▶ [RECORD EXTRACTS]:
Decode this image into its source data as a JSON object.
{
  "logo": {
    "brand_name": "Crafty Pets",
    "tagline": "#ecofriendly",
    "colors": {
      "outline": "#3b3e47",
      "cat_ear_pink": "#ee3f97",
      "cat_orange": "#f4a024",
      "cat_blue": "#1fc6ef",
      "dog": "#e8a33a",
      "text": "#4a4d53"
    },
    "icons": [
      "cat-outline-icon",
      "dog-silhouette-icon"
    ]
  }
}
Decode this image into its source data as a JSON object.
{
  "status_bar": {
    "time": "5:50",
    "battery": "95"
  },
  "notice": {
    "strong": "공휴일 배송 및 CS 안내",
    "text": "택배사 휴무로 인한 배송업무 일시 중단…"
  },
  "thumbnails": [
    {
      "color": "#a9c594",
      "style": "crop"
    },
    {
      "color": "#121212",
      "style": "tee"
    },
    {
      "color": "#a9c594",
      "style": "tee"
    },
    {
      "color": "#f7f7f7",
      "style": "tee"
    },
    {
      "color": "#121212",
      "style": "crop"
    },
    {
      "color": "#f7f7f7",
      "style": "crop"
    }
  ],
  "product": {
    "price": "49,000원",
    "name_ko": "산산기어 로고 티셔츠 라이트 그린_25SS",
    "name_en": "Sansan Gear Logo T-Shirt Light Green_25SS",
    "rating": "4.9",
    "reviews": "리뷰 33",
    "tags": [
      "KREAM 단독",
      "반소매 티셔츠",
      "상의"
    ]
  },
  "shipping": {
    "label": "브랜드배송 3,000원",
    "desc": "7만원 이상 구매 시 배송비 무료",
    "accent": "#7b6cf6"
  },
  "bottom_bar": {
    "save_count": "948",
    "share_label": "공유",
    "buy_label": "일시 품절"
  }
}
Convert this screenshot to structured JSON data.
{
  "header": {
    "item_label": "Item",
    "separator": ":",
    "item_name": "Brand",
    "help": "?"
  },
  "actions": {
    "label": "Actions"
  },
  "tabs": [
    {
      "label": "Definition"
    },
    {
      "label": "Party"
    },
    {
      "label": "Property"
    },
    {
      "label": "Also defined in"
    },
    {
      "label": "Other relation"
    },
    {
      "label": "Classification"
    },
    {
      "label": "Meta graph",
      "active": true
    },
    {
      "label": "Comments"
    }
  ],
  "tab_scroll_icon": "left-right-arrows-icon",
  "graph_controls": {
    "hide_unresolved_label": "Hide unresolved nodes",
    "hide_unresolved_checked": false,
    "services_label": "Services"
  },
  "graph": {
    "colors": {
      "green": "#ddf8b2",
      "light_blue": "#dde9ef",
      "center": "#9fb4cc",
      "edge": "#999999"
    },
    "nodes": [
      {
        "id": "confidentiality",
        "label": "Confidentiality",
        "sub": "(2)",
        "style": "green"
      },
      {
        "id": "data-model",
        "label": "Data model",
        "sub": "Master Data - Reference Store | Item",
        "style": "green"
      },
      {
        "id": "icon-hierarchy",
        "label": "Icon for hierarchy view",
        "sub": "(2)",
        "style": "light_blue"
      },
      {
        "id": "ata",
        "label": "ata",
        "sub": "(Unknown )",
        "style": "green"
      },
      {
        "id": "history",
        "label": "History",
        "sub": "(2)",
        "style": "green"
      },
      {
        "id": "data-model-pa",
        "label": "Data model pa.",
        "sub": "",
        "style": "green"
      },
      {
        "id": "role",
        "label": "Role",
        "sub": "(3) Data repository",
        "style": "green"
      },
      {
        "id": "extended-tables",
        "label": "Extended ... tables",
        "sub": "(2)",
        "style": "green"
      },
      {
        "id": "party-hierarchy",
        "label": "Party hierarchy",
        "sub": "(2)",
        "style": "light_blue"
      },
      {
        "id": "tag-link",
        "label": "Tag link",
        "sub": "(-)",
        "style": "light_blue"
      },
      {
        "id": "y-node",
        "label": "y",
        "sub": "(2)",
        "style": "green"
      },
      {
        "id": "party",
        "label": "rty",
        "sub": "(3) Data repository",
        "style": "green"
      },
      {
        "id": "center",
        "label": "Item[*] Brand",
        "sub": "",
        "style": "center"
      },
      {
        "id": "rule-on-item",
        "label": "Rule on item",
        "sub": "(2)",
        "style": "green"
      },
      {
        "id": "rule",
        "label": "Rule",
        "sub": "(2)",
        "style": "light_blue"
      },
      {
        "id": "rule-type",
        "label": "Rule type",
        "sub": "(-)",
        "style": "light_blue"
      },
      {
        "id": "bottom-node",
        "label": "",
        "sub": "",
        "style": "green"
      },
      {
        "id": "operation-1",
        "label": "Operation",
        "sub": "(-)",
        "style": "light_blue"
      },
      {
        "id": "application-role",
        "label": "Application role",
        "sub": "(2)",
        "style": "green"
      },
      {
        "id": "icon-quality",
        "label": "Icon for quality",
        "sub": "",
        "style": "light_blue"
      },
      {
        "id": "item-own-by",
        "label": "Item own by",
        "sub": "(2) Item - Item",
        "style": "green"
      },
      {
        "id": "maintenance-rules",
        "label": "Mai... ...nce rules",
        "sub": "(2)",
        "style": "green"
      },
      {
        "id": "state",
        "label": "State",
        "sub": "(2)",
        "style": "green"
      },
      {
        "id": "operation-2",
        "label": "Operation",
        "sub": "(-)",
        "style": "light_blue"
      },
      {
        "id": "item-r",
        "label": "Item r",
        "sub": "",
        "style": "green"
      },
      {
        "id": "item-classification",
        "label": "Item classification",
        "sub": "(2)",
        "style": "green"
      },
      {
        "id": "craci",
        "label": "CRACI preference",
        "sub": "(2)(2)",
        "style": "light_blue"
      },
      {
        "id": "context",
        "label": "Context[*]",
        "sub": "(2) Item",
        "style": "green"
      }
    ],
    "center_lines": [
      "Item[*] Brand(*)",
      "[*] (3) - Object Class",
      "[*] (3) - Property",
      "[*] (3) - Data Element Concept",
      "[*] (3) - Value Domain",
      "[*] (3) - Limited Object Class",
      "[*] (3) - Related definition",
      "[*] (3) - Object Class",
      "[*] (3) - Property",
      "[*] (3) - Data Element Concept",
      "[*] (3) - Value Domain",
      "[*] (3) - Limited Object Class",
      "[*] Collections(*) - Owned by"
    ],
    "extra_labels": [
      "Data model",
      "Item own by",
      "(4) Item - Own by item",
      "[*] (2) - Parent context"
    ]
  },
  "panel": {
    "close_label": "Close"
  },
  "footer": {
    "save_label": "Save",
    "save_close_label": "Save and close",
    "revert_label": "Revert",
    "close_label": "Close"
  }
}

▶ [EXERCISE PROMPT]:
All the entries above need to be reproduced exactly.

▶ [RIGHT ANSWER]:
Decode this image into its source data as a JSON object.
{
  "logo": {
    "brand_name": "Crafty Pets",
    "tagline": "#ecofriendly",
    "colors": {
      "outline": "#3b3e47",
      "cat_ear_pink": "#ee3f97",
      "cat_orange": "#f4a024",
      "cat_blue": "#1fc6ef",
      "dog": "#e8a33a",
      "text": "#4a4d53"
    },
    "icons": [
      "cat-outline-icon",
      "dog-silhouette-icon"
    ]
  }
}
Decode this image into its source data as a JSON object.
{
  "status_bar": {
    "time": "5:50",
    "battery": "95"
  },
  "notice": {
    "strong": "공휴일 배송 및 CS 안내",
    "text": "택배사 휴무로 인한 배송업무 일시 중단…"
  },
  "thumbnails": [
    {
      "color": "#a9c594",
      "style": "crop"
    },
    {
      "color": "#121212",
      "style": "tee"
    },
    {
      "color": "#a9c594",
      "style": "tee"
    },
    {
      "color": "#f7f7f7",
      "style": "tee"
    },
    {
      "color": "#121212",
      "style": "crop"
    },
    {
      "color": "#f7f7f7",
      "style": "crop"
    }
  ],
  "product": {
    "price": "49,000원",
    "name_ko": "산산기어 로고 티셔츠 라이트 그린_25SS",
    "name_en": "Sansan Gear Logo T-Shirt Light Green_25SS",
    "rating": "4.9",
    "reviews": "리뷰 33",
    "tags": [
      "KREAM 단독",
      "반소매 티셔츠",
      "상의"
    ]
  },
  "shipping": {
    "label": "브랜드배송 3,000원",
    "desc": "7만원 이상 구매 시 배송비 무료",
    "accent": "#7b6cf6"
  },
  "bottom_bar": {
    "save_count": "948",
    "share_label": "공유",
    "buy_label": "일시 품절"
  }
}
Convert this screenshot to structured JSON data.
{
  "header": {
    "item_label": "Item",
    "separator": ":",
    "item_name": "Brand",
    "help": "?"
  },
  "actions": {
    "label": "Actions"
  },
  "tabs": [
    {
      "label": "Definition"
    },
    {
      "label": "Party"
    },
    {
      "label": "Property"
    },
    {
      "label": "Also defined in"
    },
    {
      "label": "Other relation"
    },
    {
      "label": "Classification"
    },
    {
      "label": "Meta graph",
      "active": true
    },
    {
      "label": "Comments"
    }
  ],
  "tab_scroll_icon": "left-right-arrows-icon",
  "graph_controls": {
    "hide_unresolved_label": "Hide unresolved nodes",
    "hide_unresolved_checked": false,
    "services_label": "Services"
  },
  "graph": {
    "colors": {
      "green": "#ddf8b2",
      "light_blue": "#dde9ef",
      "center": "#9fb4cc",
      "edge": "#999999"
    },
    "nodes": [
      {
        "id": "confidentiality",
        "label": "Confidentiality",
        "sub": "(2)",
        "style": "green"
      },
      {
        "id": "data-model",
        "label": "Data model",
        "sub": "Master Data - Reference Store | Item",
        "style": "green"
      },
      {
        "id": "icon-hierarchy",
        "label": "Icon for hierarchy view",
        "sub": "(2)",
        "style": "light_blue"
      },
      {
        "id": "ata",
        "label": "ata",
        "sub": "(Unknown )",
        "style": "green"
      },
      {
        "id": "history",
        "label": "History",
        "sub": "(2)",
        "style": "green"
      },
      {
        "id": "data-model-pa",
        "label": "Data model pa.",
        "sub": "",
        "style": "green"
      },
      {
        "id": "role",
        "label": "Role",
        "sub": "(3) Data repository",
        "style": "green"
      },
      {
        "id": "extended-tables",
        "label": "Extended ... tables",
        "sub": "(2)",
        "style": "green"
      },
      {
        "id": "party-hierarchy",
        "label": "Party hierarchy",
        "sub": "(2)",
        "style": "light_blue"
      },
      {
        "id": "tag-link",
        "label": "Tag link",
        "sub": "(-)",
        "style": "light_blue"
      },
      {
        "id": "y-node",
        "label": "y",
        "sub": "(2)",
        "style": "green"
      },
      {
        "id": "party",
        "label": "rty",
        "sub": "(3) Data repository",
        "style": "green"
      },
      {
        "id": "center",
        "label": "Item[*] Brand",
        "sub": "",
        "style": "center"
      },
      {
        "id": "rule-on-item",
        "label": "Rule on item",
        "sub": "(2)",
        "style": "green"
      },
      {
        "id": "rule",
        "label": "Rule",
        "sub": "(2)",
        "style": "light_blue"
      },
      {
        "id": "rule-type",
        "label": "Rule type",
        "sub": "(-)",
        "style": "light_blue"
      },
      {
        "id": "bottom-node",
        "label": "",
        "sub": "",
        "style": "green"
      },
      {
        "id": "operation-1",
        "label": "Operation",
        "sub": "(-)",
        "style": "light_blue"
      },
      {
        "id": "application-role",
        "label": "Application role",
        "sub": "(2)",
        "style": "green"
      },
      {
        "id": "icon-quality",
        "label": "Icon for quality",
        "sub": "",
        "style": "light_blue"
      },
      {
        "id": "item-own-by",
        "label": "Item own by",
        "sub": "(2) Item - Item",
        "style": "green"
      },
      {
        "id": "maintenance-rules",
        "label": "Mai... ...nce rules",
        "sub": "(2)",
        "style": "green"
      },
      {
        "id": "state",
        "label": "State",
        "sub": "(2)",
        "style": "green"
      },
      {
        "id": "operation-2",
        "label": "Operation",
        "sub": "(-)",
        "style": "light_blue"
      },
      {
        "id": "item-r",
        "label": "Item r",
        "sub": "",
        "style": "green"
      },
      {
        "id": "item-classification",
        "label": "Item classification",
        "sub": "(2)",
        "style": "green"
      },
      {
        "id": "craci",
        "label": "CRACI preference",
        "sub": "(2)(2)",
        "style": "light_blue"
      },
      {
        "id": "context",
        "label": "Context[*]",
        "sub": "(2) Item",
        "style": "green"
      }
    ],
    "center_lines": [
      "Item[*] Brand(*)",
      "[*] (3) - Object Class",
      "[*] (3) - Property",
      "[*] (3) - Data Element Concept",
      "[*] (3) - Value Domain",
      "[*] (3) - Limited Object Class",
      "[*] (3) - Related definition",
      "[*] (3) - Object Class",
      "[*] (3) - Property",
      "[*] (3) - Data Element Concept",
      "[*] (3) - Value Domain",
      "[*] (3) - Limited Object Class",
      "[*] Collections(*) - Owned by"
    ],
    "extra_labels": [
      "Data model",
      "Item own by",
      "(4) Item - Own by item",
      "[*] (2) - Parent context"
    ]
  },
  "panel": {
    "close_label": "Close"
  },
  "footer": {
    "save_label": "Save",
    "save_close_label": "Save and close",
    "revert_label": "Revert",
    "close_label": "Close"
  }
}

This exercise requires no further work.